[Collection entries]
┌──
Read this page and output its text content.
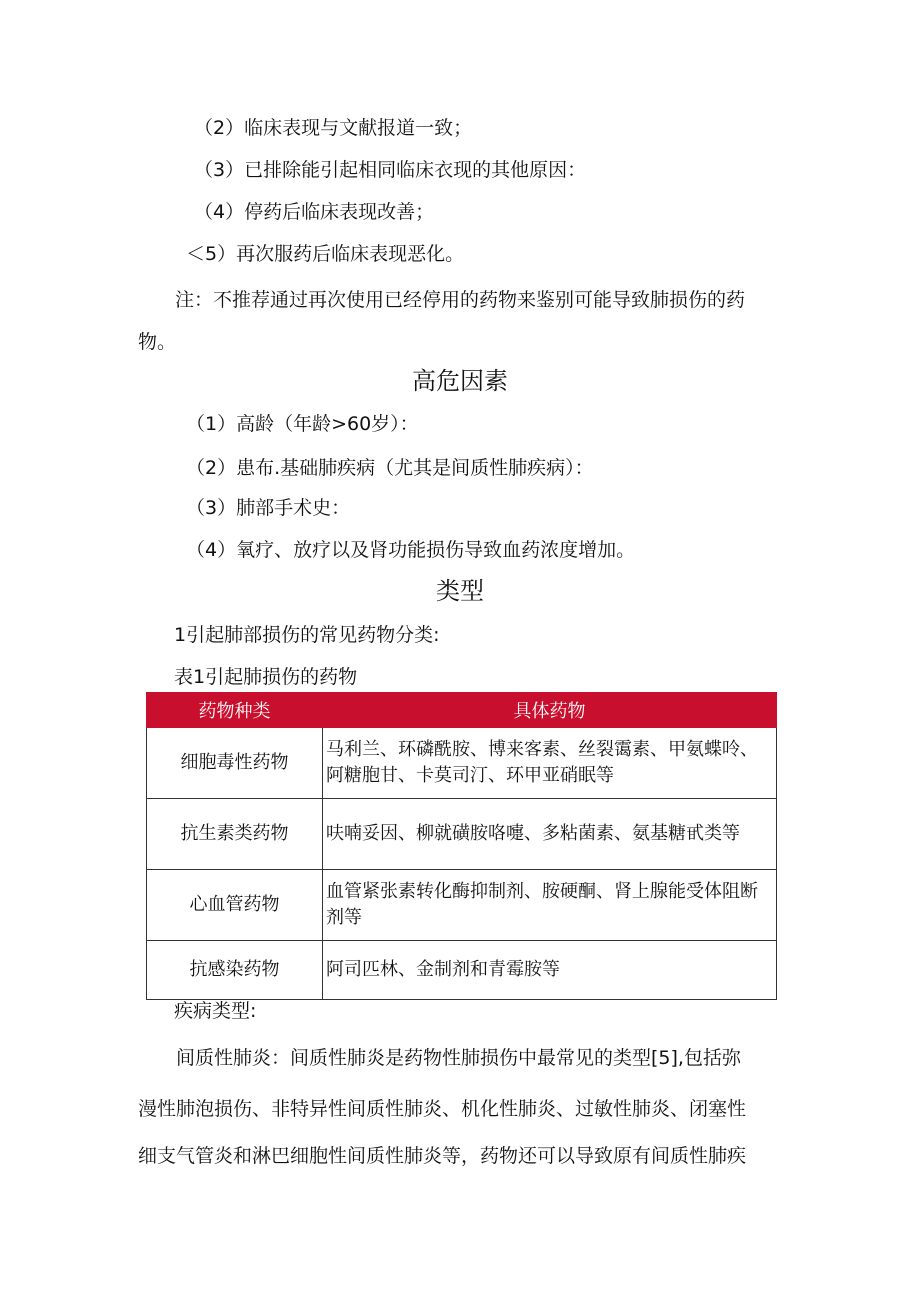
（2）临床表现与文献报道一致；
（3）已排除能引起相同临床衣现的其他原因：
（4）停药后临床表现改善；
＜5）再次服药后临床表现恶化。
注：不推荐通过再次使用已经停用的药物来鉴别可能导致肺损伤的药
物。
高危因素
（1）高龄（年龄>60岁）：
（2）患布.基础肺疾病（尤其是间质性肺疾病）：
（3）肺部手术史：
（4）氧疗、放疗以及肾功能损伤导致血药浓度增加。
类型
1引起肺部损伤的常见药物分类:
表1引起肺损伤的药物
药物种类	具体药物
细胞毒性药物	马利兰、环磷酰胺、博来客素、丝裂霭素、甲氨蝶呤、阿糖胞甘、卡莫司汀、环甲亚硝眠等
抗生素类药物	呋喃妥因、柳就磺胺咯嚏、多粘菌素、氨基糖甙类等
心血管药物	血管紧张素转化酶抑制剂、胺硬酮、肾上腺能受体阻断剂等
抗感染药物	阿司匹林、金制剂和青霉胺等
疾病类型:
间质性肺炎：间质性肺炎是药物性肺损伤中最常见的类型[5],包括弥
漫性肺泡损伤、非特异性间质性肺炎、机化性肺炎、过敏性肺炎、闭塞性
细支气管炎和淋巴细胞性间质性肺炎等，药物还可以导致原有间质性肺疾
└──
• **Instruction**:
Reproduce the material above in full, exactly, with no images.

• **Solution**:
Read this page and output its text content.
（2）临床表现与文献报道一致；
（3）已排除能引起相同临床衣现的其他原因：
（4）停药后临床表现改善；
＜5）再次服药后临床表现恶化。
注：不推荐通过再次使用已经停用的药物来鉴别可能导致肺损伤的药
物。
高危因素
（1）高龄（年龄>60岁）：
（2）患布.基础肺疾病（尤其是间质性肺疾病）：
（3）肺部手术史：
（4）氧疗、放疗以及肾功能损伤导致血药浓度增加。
类型
1引起肺部损伤的常见药物分类:
表1引起肺损伤的药物
药物种类	具体药物
细胞毒性药物	马利兰、环磷酰胺、博来客素、丝裂霭素、甲氨蝶呤、阿糖胞甘、卡莫司汀、环甲亚硝眠等
抗生素类药物	呋喃妥因、柳就磺胺咯嚏、多粘菌素、氨基糖甙类等
心血管药物	血管紧张素转化酶抑制剂、胺硬酮、肾上腺能受体阻断剂等
抗感染药物	阿司匹林、金制剂和青霉胺等
疾病类型:
间质性肺炎：间质性肺炎是药物性肺损伤中最常见的类型[5],包括弥
漫性肺泡损伤、非特异性间质性肺炎、机化性肺炎、过敏性肺炎、闭塞性
细支气管炎和淋巴细胞性间质性肺炎等，药物还可以导致原有间质性肺疾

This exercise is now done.